- [TASK DESCRIPTION]: Only the lines from the one containing "Transcribe this image's" to the end of the records should be written out, exactly and with both ends included; pictures are excluded.

┌─ MATERIAL SHOWN

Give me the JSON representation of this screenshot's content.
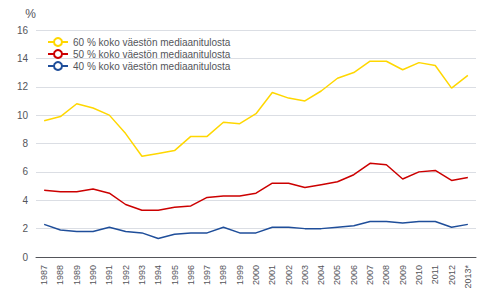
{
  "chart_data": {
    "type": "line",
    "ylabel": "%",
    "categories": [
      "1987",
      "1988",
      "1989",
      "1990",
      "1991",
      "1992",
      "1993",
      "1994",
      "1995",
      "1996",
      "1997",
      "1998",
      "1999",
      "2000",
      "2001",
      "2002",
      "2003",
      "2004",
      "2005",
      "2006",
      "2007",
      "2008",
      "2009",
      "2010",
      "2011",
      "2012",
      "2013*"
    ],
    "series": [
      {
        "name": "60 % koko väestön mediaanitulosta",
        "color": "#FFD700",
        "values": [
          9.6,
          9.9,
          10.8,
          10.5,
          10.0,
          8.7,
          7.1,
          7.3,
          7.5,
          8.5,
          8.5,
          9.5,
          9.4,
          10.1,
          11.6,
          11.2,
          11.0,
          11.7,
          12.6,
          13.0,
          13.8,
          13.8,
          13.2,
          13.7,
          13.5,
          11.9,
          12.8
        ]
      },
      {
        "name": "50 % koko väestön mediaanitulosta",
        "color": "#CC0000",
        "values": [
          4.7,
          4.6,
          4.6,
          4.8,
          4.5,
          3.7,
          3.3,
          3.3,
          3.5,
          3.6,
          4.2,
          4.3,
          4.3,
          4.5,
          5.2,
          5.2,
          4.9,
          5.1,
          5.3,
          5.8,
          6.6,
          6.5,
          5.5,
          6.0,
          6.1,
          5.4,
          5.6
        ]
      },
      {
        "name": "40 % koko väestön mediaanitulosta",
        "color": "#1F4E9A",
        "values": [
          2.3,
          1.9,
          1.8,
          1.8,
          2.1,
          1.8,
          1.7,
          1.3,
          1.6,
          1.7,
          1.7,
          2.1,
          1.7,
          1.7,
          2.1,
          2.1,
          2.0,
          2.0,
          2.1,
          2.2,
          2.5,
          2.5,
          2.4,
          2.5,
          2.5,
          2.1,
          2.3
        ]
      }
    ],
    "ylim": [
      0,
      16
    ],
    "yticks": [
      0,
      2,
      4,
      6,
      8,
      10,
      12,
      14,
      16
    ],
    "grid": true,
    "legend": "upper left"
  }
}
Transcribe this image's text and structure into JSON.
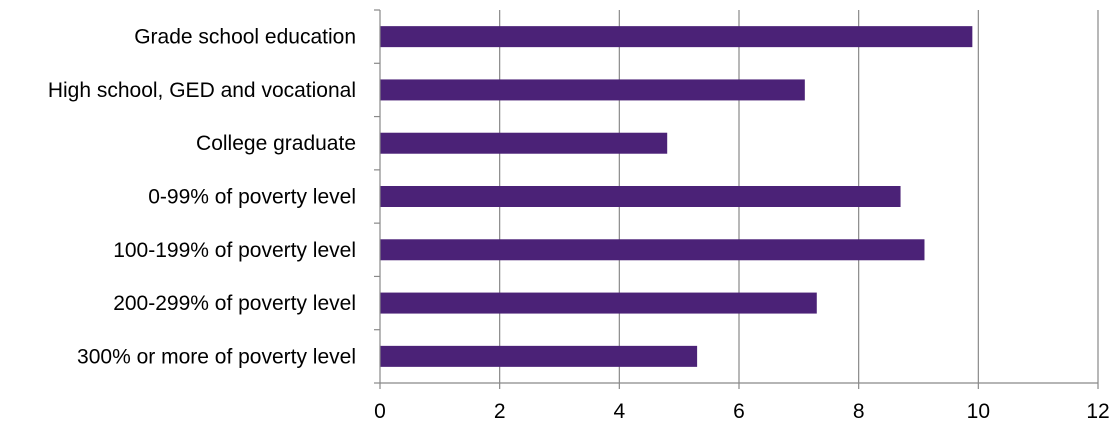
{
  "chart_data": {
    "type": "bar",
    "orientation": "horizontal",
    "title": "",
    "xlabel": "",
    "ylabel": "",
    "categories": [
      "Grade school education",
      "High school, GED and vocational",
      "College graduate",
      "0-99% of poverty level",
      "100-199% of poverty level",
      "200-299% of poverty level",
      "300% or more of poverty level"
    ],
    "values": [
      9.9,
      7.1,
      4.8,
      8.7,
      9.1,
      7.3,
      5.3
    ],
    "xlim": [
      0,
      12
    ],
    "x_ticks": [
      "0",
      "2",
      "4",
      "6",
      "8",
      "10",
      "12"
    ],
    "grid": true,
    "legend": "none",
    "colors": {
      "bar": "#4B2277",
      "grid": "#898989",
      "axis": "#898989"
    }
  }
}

└─

- [WRITTEN RESPONSE]:
Transcribe this image's text and structure into JSON.
{
  "chart_data": {
    "type": "bar",
    "orientation": "horizontal",
    "title": "",
    "xlabel": "",
    "ylabel": "",
    "categories": [
      "Grade school education",
      "High school, GED and vocational",
      "College graduate",
      "0-99% of poverty level",
      "100-199% of poverty level",
      "200-299% of poverty level",
      "300% or more of poverty level"
    ],
    "values": [
      9.9,
      7.1,
      4.8,
      8.7,
      9.1,
      7.3,
      5.3
    ],
    "xlim": [
      0,
      12
    ],
    "x_ticks": [
      "0",
      "2",
      "4",
      "6",
      "8",
      "10",
      "12"
    ],
    "grid": true,
    "legend": "none",
    "colors": {
      "bar": "#4B2277",
      "grid": "#898989",
      "axis": "#898989"
    }
  }
}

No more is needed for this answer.